** SET PROBLEM **
Return the entries below verbatim. Pictures stay out.

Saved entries
_ _ _ _ _
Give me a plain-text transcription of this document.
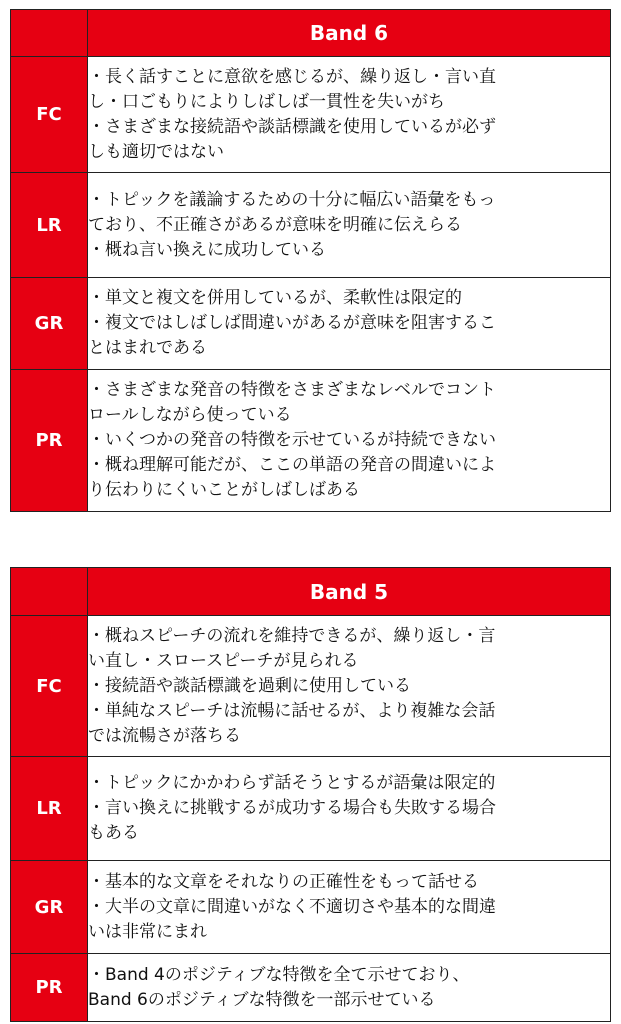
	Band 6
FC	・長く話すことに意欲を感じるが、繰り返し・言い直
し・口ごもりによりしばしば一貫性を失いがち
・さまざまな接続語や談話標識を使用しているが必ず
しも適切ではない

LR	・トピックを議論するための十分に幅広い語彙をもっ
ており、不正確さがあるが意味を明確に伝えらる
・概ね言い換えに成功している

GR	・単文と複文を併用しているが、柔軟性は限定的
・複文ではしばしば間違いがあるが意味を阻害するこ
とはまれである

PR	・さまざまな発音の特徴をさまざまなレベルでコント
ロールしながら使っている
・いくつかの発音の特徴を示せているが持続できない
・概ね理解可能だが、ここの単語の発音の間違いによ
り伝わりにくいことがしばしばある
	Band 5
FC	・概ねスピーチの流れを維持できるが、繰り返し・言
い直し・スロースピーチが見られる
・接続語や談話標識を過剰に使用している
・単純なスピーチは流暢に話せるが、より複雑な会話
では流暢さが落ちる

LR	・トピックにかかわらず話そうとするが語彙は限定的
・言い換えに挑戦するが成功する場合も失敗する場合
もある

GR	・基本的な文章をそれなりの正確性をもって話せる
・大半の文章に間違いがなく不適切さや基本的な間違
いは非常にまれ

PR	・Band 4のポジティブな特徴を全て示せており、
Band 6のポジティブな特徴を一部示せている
_ _ _ _ _
** RESPONSE **
Give me a plain-text transcription of this document.
	Band 6
FC	・長く話すことに意欲を感じるが、繰り返し・言い直
し・口ごもりによりしばしば一貫性を失いがち
・さまざまな接続語や談話標識を使用しているが必ず
しも適切ではない

LR	・トピックを議論するための十分に幅広い語彙をもっ
ており、不正確さがあるが意味を明確に伝えらる
・概ね言い換えに成功している

GR	・単文と複文を併用しているが、柔軟性は限定的
・複文ではしばしば間違いがあるが意味を阻害するこ
とはまれである

PR	・さまざまな発音の特徴をさまざまなレベルでコント
ロールしながら使っている
・いくつかの発音の特徴を示せているが持続できない
・概ね理解可能だが、ここの単語の発音の間違いによ
り伝わりにくいことがしばしばある
	Band 5
FC	・概ねスピーチの流れを維持できるが、繰り返し・言
い直し・スロースピーチが見られる
・接続語や談話標識を過剰に使用している
・単純なスピーチは流暢に話せるが、より複雑な会話
では流暢さが落ちる

LR	・トピックにかかわらず話そうとするが語彙は限定的
・言い換えに挑戦するが成功する場合も失敗する場合
もある

GR	・基本的な文章をそれなりの正確性をもって話せる
・大半の文章に間違いがなく不適切さや基本的な間違
いは非常にまれ

PR	・Band 4のポジティブな特徴を全て示せており、
Band 6のポジティブな特徴を一部示せている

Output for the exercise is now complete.